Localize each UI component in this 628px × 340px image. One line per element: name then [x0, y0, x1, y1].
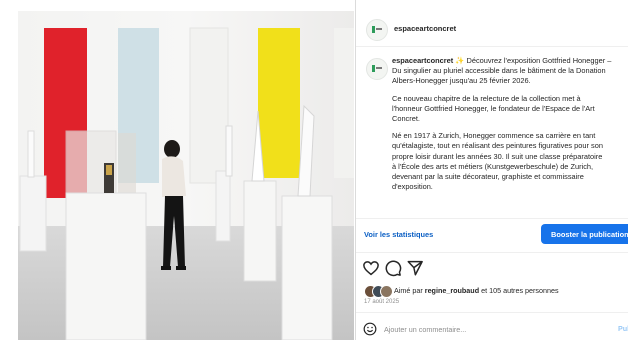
header-divider: [356, 46, 628, 47]
caption-text: espaceartconcret ✨ Découvrez l'expositio…: [392, 56, 628, 199]
account-avatar[interactable]: [366, 19, 388, 41]
insights-row: Voir les statistiques Booster la publica…: [356, 222, 628, 248]
caption-line: l'honneur Gottfried Honegger, le fondate…: [392, 103, 595, 113]
caption-divider: [356, 218, 628, 219]
post-details-panel: espaceartconcret espaceartconcret ✨ Déco…: [356, 0, 628, 340]
post-date: 17 août 2025: [364, 299, 400, 305]
caption-line: Découvrez l'exposition Gottfried Honegge…: [464, 56, 612, 65]
post-header: espaceartconcret: [356, 10, 628, 46]
share-icon[interactable]: [406, 259, 424, 277]
view-insights-link[interactable]: Voir les statistiques: [364, 230, 433, 239]
caption-line: qu'étalagiste, tout en réalisant des pei…: [392, 141, 603, 151]
liker-username[interactable]: regine_roubaud: [425, 286, 479, 295]
caption-line: propre loisir durant les années 30. Il s…: [392, 151, 603, 161]
insights-divider: [356, 252, 628, 253]
foreground-pedestal: [65, 192, 147, 340]
publish-comment-button[interactable]: Publier: [618, 324, 628, 333]
gallery-photo-illustration: [18, 11, 354, 340]
caption-line: Né en 1917 à Zurich, Honegger commence s…: [392, 131, 596, 141]
caption-line: devenant par la suite décorateur, graphi…: [392, 172, 584, 182]
logo-mark: [372, 26, 382, 33]
caption-line: Albers-Honegger jusqu'au 25 février 2026…: [392, 76, 531, 86]
liker-avatar[interactable]: [380, 285, 393, 298]
caption-line: d'exposition.: [392, 182, 433, 192]
likes-prefix: Aimé par: [394, 286, 425, 295]
comment-input[interactable]: [384, 322, 594, 336]
comment-icon[interactable]: [384, 259, 402, 277]
yellow-painting: [258, 28, 300, 178]
post-photo[interactable]: [18, 11, 354, 340]
boost-post-button[interactable]: Booster la publication: [541, 224, 628, 244]
account-handle[interactable]: espaceartconcret: [394, 24, 456, 33]
caption-handle[interactable]: espaceartconcret: [392, 56, 453, 65]
likes-row: Aimé par regine_roubaud et 105 autres pe…: [364, 284, 628, 298]
comment-bar: Publier: [356, 318, 628, 340]
caption-line: Concret.: [392, 114, 420, 124]
emoji-icon[interactable]: [363, 322, 377, 336]
white-painting: [189, 27, 229, 184]
caption-line: Ce nouveau chapitre de la relecture de l…: [392, 93, 581, 103]
caption-line: Du singulier au pluriel accessible dans …: [392, 66, 606, 76]
caption-avatar[interactable]: [366, 58, 388, 80]
caption-line: à l'École des arts et métiers (Kunstgewe…: [392, 161, 594, 171]
likes-summary[interactable]: Aimé par regine_roubaud et 105 autres pe…: [394, 286, 559, 295]
logo-mark: [372, 65, 382, 72]
comment-divider: [356, 312, 628, 313]
heart-icon[interactable]: [362, 259, 380, 277]
likes-suffix: et 105 autres personnes: [479, 286, 559, 295]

________________________________________

▶ Stated goal
Which lines of the data above contain the string "button"? Sift them out and copy each one in full.

▶ Correct output
publish-comment-button[interactable]: Publier: [618, 324, 628, 333]
boost-post-button[interactable]: Booster la publication: [541, 224, 628, 244]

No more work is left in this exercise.